Reproduce the records below in full and without edits, omitting images.

▶ **Data entries**:
%%
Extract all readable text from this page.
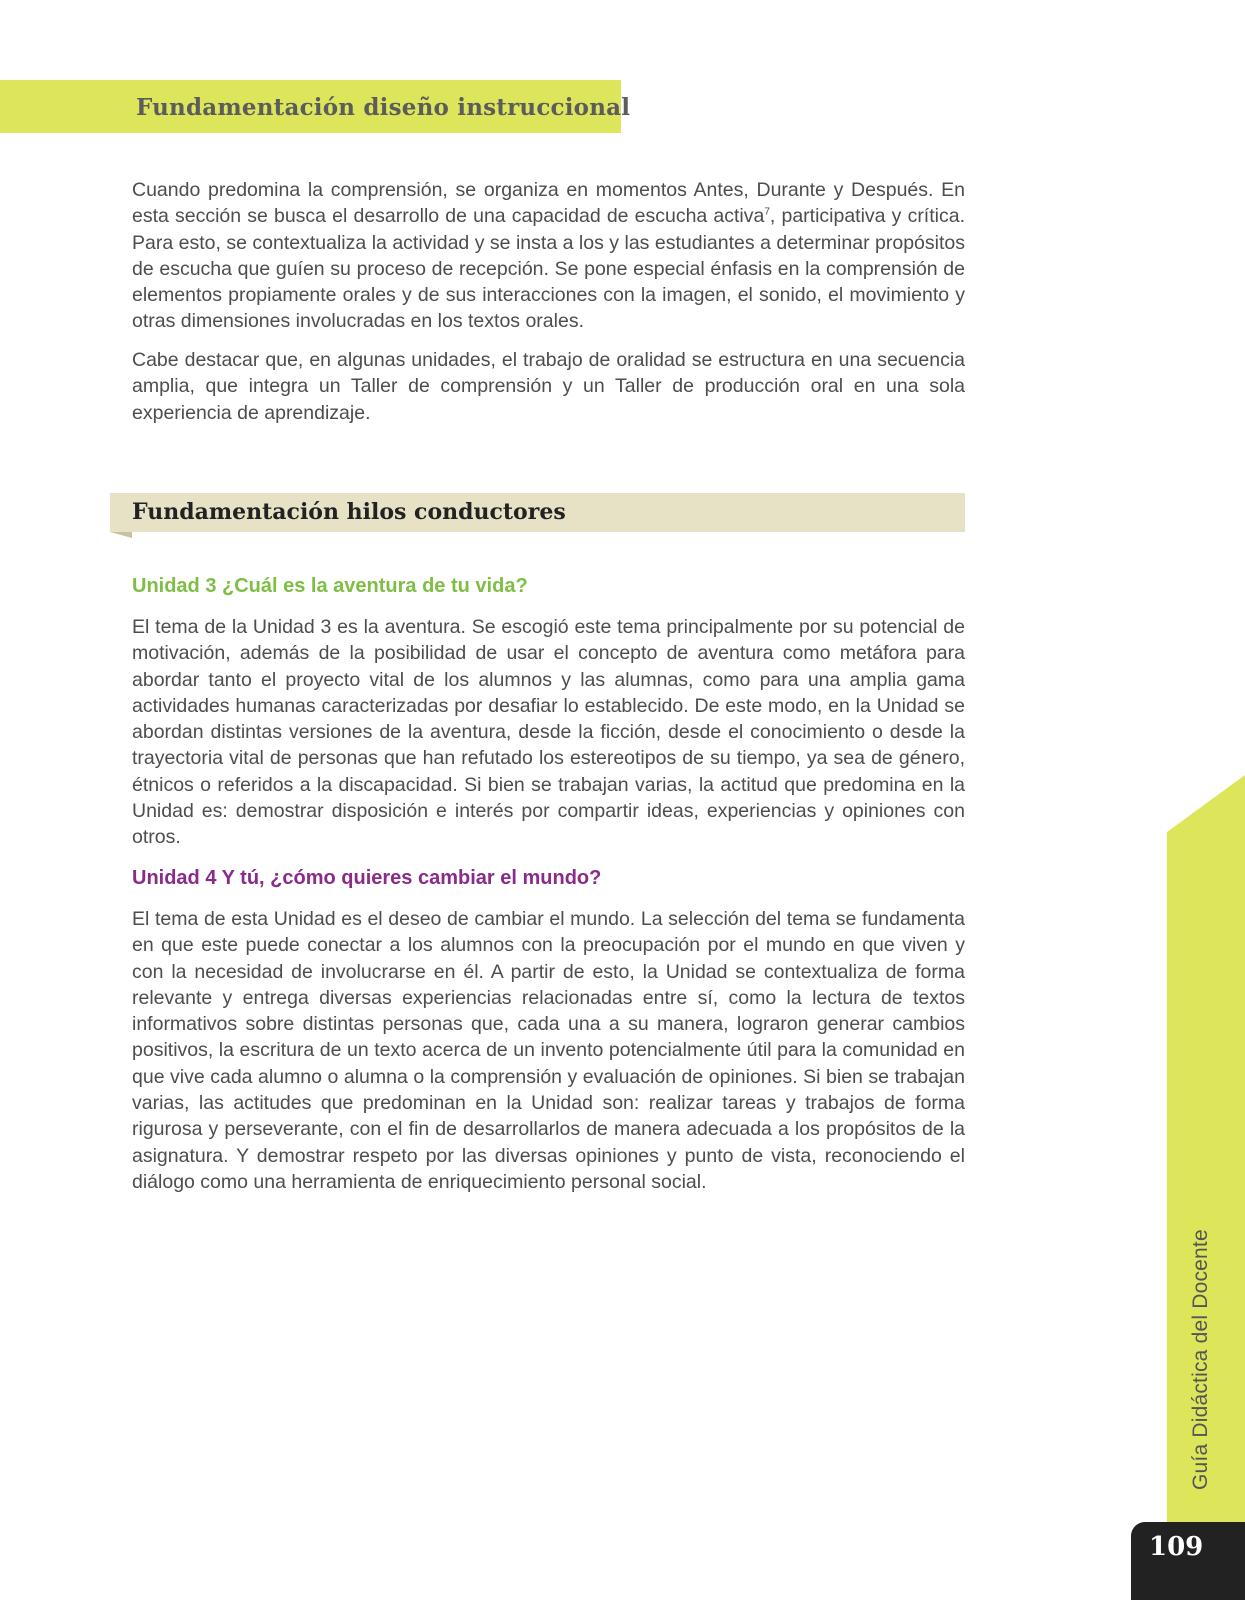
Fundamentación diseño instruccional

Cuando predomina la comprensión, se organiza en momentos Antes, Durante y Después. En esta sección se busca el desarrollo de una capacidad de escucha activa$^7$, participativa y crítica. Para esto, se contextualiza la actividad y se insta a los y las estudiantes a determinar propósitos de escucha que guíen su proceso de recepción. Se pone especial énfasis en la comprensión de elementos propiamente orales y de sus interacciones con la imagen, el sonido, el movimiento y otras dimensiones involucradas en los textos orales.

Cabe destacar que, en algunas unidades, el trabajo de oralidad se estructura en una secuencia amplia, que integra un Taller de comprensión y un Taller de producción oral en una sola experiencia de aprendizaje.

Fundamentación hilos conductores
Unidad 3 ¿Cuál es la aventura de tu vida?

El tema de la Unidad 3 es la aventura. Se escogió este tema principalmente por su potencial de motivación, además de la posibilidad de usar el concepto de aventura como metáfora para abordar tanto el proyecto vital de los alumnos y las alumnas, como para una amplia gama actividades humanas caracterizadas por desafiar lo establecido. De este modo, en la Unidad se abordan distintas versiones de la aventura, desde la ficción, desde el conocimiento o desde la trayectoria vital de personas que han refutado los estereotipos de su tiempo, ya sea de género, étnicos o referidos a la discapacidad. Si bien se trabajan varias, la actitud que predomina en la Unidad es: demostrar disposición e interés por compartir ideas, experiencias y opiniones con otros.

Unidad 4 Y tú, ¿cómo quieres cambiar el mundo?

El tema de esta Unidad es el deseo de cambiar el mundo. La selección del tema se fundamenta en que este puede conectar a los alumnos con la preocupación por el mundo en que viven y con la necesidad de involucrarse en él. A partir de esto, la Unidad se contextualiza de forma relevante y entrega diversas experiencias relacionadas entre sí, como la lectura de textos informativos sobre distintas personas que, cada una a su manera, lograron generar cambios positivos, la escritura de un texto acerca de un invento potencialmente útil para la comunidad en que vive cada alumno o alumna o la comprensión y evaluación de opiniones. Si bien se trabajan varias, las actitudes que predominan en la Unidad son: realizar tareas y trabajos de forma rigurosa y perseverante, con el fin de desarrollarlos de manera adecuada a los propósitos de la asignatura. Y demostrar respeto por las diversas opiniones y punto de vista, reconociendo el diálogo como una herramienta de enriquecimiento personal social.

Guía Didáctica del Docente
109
%%
▶ **Response for this exercise**:
Extract all readable text from this page.
Fundamentación diseño instruccional

Cuando predomina la comprensión, se organiza en momentos Antes, Durante y Después. En esta sección se busca el desarrollo de una capacidad de escucha activa$^7$, participativa y crítica. Para esto, se contextualiza la actividad y se insta a los y las estudiantes a determinar propósitos de escucha que guíen su proceso de recepción. Se pone especial énfasis en la comprensión de elementos propiamente orales y de sus interacciones con la imagen, el sonido, el movimiento y otras dimensiones involucradas en los textos orales.

Cabe destacar que, en algunas unidades, el trabajo de oralidad se estructura en una secuencia amplia, que integra un Taller de comprensión y un Taller de producción oral en una sola experiencia de aprendizaje.

Fundamentación hilos conductores
Unidad 3 ¿Cuál es la aventura de tu vida?

El tema de la Unidad 3 es la aventura. Se escogió este tema principalmente por su potencial de motivación, además de la posibilidad de usar el concepto de aventura como metáfora para abordar tanto el proyecto vital de los alumnos y las alumnas, como para una amplia gama actividades humanas caracterizadas por desafiar lo establecido. De este modo, en la Unidad se abordan distintas versiones de la aventura, desde la ficción, desde el conocimiento o desde la trayectoria vital de personas que han refutado los estereotipos de su tiempo, ya sea de género, étnicos o referidos a la discapacidad. Si bien se trabajan varias, la actitud que predomina en la Unidad es: demostrar disposición e interés por compartir ideas, experiencias y opiniones con otros.

Unidad 4 Y tú, ¿cómo quieres cambiar el mundo?

El tema de esta Unidad es el deseo de cambiar el mundo. La selección del tema se fundamenta en que este puede conectar a los alumnos con la preocupación por el mundo en que viven y con la necesidad de involucrarse en él. A partir de esto, la Unidad se contextualiza de forma relevante y entrega diversas experiencias relacionadas entre sí, como la lectura de textos informativos sobre distintas personas que, cada una a su manera, lograron generar cambios positivos, la escritura de un texto acerca de un invento potencialmente útil para la comunidad en que vive cada alumno o alumna o la comprensión y evaluación de opiniones. Si bien se trabajan varias, las actitudes que predominan en la Unidad son: realizar tareas y trabajos de forma rigurosa y perseverante, con el fin de desarrollarlos de manera adecuada a los propósitos de la asignatura. Y demostrar respeto por las diversas opiniones y punto de vista, reconociendo el diálogo como una herramienta de enriquecimiento personal social.

Guía Didáctica del Docente
109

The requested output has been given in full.